* Extract provided:
First let's take a look at how much each remaining member stands to gain when a teammate loses in the Gauntlet. The left column is the number of people remaining on the team, the middle column is how much each member will receive if the team wins the final challenge, and the right column is how much more a player gets when a teammate leaves the show.

Teams start with 16 people and every time someone leaves, the remaining members can potentially win more prize money. The 'Difference' column shows that the more people leave, the more the rest stand to gain. When the first person leaves, everyone stands to win $1,250 more. When the 10th person leaves, the team members can win over $7,000 more. For example, in the final challenge the Veteran team stood to win roughly $30,000 each and the smaller Rookie team $60,000.

Let's take a look at the normal form representation of a single stage of this game. Let us assume that it is a girls' day and we are looking at the representation from the men's view. Assume that the men think they have a 50% possibility of winning the final challenge, thus they stand to gain $625 if they lose the challenge and a teammate (1250*.5 = 625). The men from both teams have the same strategy set: Try or Shirk. A team that chooses to Try will win 100% of the time against a Shirking team. Or perhaps more accurately, the Shirking team can make sure they lose with 100% certainty. If both teams Try they each have a 50% chance of winning, if both teams Shirk they each have a 50% chance of winning.



Thus Shirk dominates Try, since the chance of $1250 ($625) is greater than the $500 prize for winning the challenge. In the next stage game, the team that lost a member has a chance to win even more than $625, since the figures in the Difference column grow as more people leave the show. Using the binomial theorem one can calculate how much present value one gains by having the chance to lose more teammates. In the first stage matrix, the $625 jumps to over $3,000 in present value. The question is not why the Veteran men decided to Shirk challenges, but why didn't they start Shirking earlier?

The payoff matrix shows that the $500 prize is no deterrent. Are there other deterrents to Shirking? The final challenge determines the grand prize. If teams with more members had an advantage in that challenge, then that would be a deterrent to Shirking. However the format of the final challenge, common knowledge to the players because of previous versions of the show, does not favor large teams. It favors teams that do not have weak links and ones with strong athletes. Many Veteran men purposely Shirked because they thought it would improve their chances of winning the final challenge. The women realized that their probability of winning the final challenge would decrease if they lost strong athletes and were less likely to Shirk. A third deterrent might be an emotional reason. Perhaps pride, a competitive nature or a connection to members of the opposite sex motivated players not to Shirk. That might explain some of the romantic relationships.

* Data extract:
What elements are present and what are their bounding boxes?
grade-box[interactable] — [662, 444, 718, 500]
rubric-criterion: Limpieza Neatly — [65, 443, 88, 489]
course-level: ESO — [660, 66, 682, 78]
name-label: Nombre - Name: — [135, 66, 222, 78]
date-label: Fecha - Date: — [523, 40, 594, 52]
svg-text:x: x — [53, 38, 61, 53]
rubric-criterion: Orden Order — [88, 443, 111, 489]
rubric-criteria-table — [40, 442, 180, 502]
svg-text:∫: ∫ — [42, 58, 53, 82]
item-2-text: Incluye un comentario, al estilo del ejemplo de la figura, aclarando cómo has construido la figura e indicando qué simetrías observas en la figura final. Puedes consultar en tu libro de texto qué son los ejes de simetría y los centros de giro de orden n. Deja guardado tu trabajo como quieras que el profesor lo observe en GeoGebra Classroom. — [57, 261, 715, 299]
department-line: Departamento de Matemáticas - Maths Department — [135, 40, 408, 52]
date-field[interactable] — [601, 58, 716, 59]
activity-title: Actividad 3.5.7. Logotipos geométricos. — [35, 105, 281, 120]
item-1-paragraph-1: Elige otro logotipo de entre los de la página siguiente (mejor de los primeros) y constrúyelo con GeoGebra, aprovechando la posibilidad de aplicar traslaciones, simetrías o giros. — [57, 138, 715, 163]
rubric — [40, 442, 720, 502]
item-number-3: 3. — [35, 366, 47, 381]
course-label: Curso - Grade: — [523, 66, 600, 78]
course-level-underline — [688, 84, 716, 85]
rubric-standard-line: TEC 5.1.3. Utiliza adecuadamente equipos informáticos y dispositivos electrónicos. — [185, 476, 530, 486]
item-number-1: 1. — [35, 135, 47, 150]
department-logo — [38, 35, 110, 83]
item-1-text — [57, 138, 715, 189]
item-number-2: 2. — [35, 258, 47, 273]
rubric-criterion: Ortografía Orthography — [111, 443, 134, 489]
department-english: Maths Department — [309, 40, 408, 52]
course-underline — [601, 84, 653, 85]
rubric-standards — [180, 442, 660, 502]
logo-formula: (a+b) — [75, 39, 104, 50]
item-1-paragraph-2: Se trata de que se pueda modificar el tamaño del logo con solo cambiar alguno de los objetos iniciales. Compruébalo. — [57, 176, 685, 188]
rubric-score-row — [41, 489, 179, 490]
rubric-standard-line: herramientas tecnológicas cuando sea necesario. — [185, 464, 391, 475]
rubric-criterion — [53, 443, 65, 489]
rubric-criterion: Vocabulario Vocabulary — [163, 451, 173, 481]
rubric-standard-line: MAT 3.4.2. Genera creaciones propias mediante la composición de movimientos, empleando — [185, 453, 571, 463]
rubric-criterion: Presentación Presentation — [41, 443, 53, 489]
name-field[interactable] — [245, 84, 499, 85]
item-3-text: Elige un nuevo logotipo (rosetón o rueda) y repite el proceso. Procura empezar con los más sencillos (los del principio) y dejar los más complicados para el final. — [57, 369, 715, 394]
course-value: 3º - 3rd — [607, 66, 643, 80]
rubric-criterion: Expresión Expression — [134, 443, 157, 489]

* Task instructions:
Decide whether each statement below agrees with the text about shirking in the Gauntlet. Answer yes or no for each, and quote the words from the text that decide it.
1. Each team begins the game with 16 people.
2. The format of the final challenge gives larger teams an advantage.
3. The women were more inclined to Shirk than the Veteran men.

* Your solution:
1. Yes: "Teams start with 16 people"
2. No: "does not favor large teams"
3. No: "The women realized that their probability of winning the final challenge would decrease if they lost strong athletes and were less likely to Shirk."